[Rows from a dataset]
* BEGIN *
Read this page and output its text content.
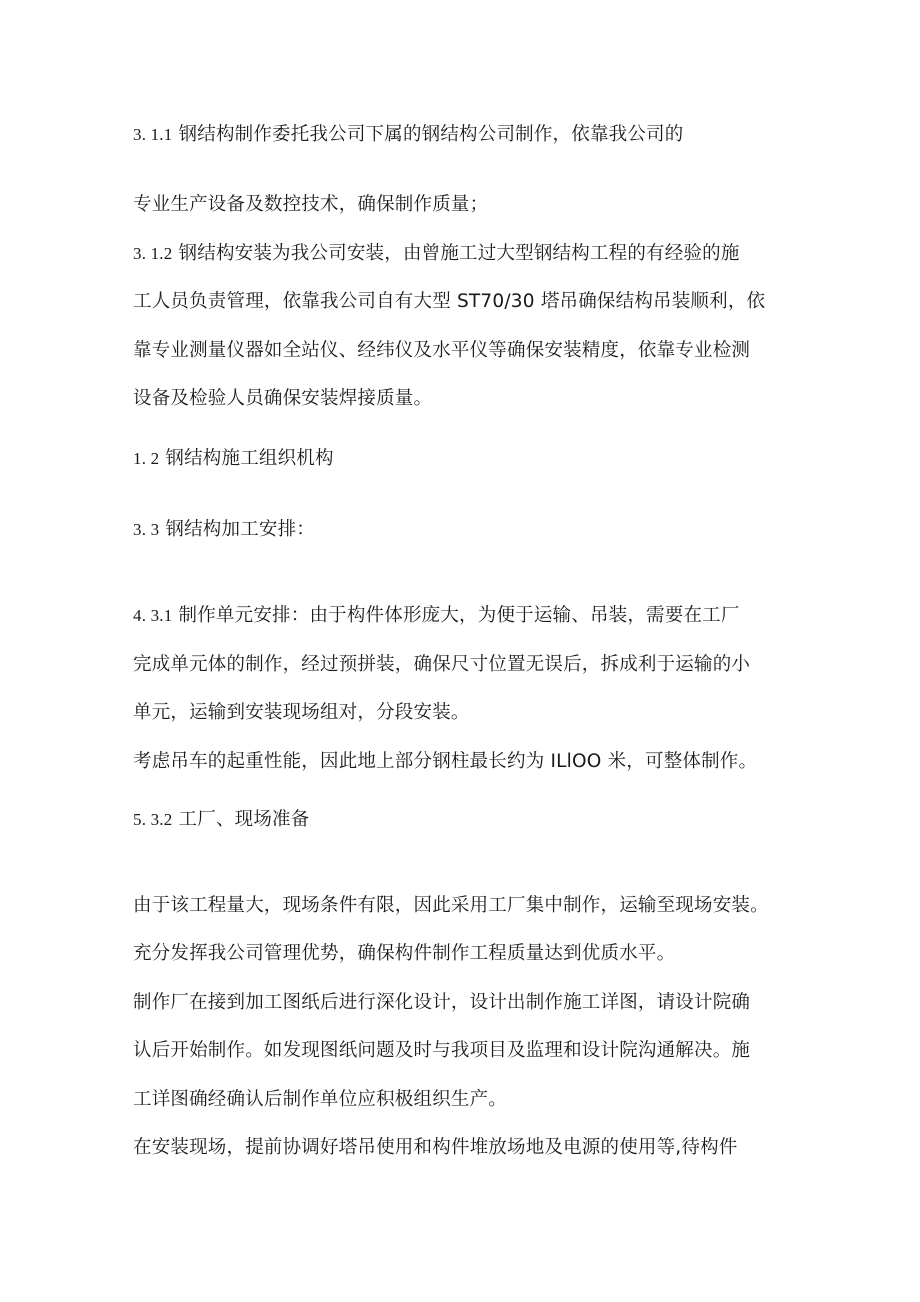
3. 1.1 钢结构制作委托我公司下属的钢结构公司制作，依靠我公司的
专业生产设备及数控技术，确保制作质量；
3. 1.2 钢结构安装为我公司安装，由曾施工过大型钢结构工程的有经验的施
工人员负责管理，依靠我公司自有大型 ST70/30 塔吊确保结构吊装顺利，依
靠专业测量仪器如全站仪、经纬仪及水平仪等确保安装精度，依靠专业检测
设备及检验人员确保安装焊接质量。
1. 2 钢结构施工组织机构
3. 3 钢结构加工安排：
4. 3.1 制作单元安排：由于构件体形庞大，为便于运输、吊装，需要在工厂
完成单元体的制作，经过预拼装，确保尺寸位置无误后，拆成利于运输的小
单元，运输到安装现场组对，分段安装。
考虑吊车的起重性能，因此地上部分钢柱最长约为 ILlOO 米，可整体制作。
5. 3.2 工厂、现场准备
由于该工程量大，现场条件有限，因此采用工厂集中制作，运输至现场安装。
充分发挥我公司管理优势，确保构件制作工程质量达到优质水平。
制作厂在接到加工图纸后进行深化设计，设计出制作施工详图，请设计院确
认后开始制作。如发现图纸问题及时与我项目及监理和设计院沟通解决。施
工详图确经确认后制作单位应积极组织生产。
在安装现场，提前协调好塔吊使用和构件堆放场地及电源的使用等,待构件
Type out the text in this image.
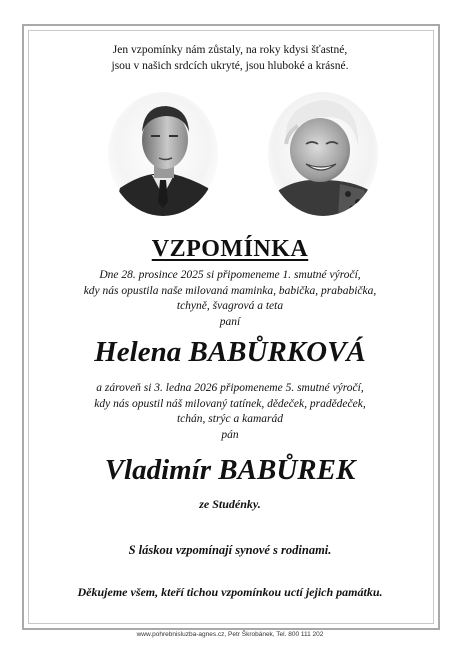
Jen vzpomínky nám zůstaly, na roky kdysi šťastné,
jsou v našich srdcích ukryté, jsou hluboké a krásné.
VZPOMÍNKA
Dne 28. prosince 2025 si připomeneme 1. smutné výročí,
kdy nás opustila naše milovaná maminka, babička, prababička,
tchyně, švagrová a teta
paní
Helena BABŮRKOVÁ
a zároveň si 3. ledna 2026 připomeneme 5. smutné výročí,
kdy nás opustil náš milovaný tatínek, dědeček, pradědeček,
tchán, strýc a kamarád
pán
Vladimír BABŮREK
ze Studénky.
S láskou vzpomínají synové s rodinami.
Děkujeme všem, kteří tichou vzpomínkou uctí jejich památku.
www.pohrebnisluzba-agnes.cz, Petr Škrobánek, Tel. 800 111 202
* END *
Repeat the data exactly, dropping every picture it holds.

Read this page and output its text content.
3. 1.1 钢结构制作委托我公司下属的钢结构公司制作，依靠我公司的
专业生产设备及数控技术，确保制作质量；
3. 1.2 钢结构安装为我公司安装，由曾施工过大型钢结构工程的有经验的施
工人员负责管理，依靠我公司自有大型 ST70/30 塔吊确保结构吊装顺利，依
靠专业测量仪器如全站仪、经纬仪及水平仪等确保安装精度，依靠专业检测
设备及检验人员确保安装焊接质量。
1. 2 钢结构施工组织机构
3. 3 钢结构加工安排：
4. 3.1 制作单元安排：由于构件体形庞大，为便于运输、吊装，需要在工厂
完成单元体的制作，经过预拼装，确保尺寸位置无误后，拆成利于运输的小
单元，运输到安装现场组对，分段安装。
考虑吊车的起重性能，因此地上部分钢柱最长约为 ILlOO 米，可整体制作。
5. 3.2 工厂、现场准备
由于该工程量大，现场条件有限，因此采用工厂集中制作，运输至现场安装。
充分发挥我公司管理优势，确保构件制作工程质量达到优质水平。
制作厂在接到加工图纸后进行深化设计，设计出制作施工详图，请设计院确
认后开始制作。如发现图纸问题及时与我项目及监理和设计院沟通解决。施
工详图确经确认后制作单位应积极组织生产。
在安装现场，提前协调好塔吊使用和构件堆放场地及电源的使用等,待构件
Type out the text in this image.
Jen vzpomínky nám zůstaly, na roky kdysi šťastné,
jsou v našich srdcích ukryté, jsou hluboké a krásné.
VZPOMÍNKA
Dne 28. prosince 2025 si připomeneme 1. smutné výročí,
kdy nás opustila naše milovaná maminka, babička, prababička,
tchyně, švagrová a teta
paní
Helena BABŮRKOVÁ
a zároveň si 3. ledna 2026 připomeneme 5. smutné výročí,
kdy nás opustil náš milovaný tatínek, dědeček, pradědeček,
tchán, strýc a kamarád
pán
Vladimír BABŮREK
ze Studénky.
S láskou vzpomínají synové s rodinami.
Děkujeme všem, kteří tichou vzpomínkou uctí jejich památku.
www.pohrebnisluzba-agnes.cz, Petr Škrobánek, Tel. 800 111 202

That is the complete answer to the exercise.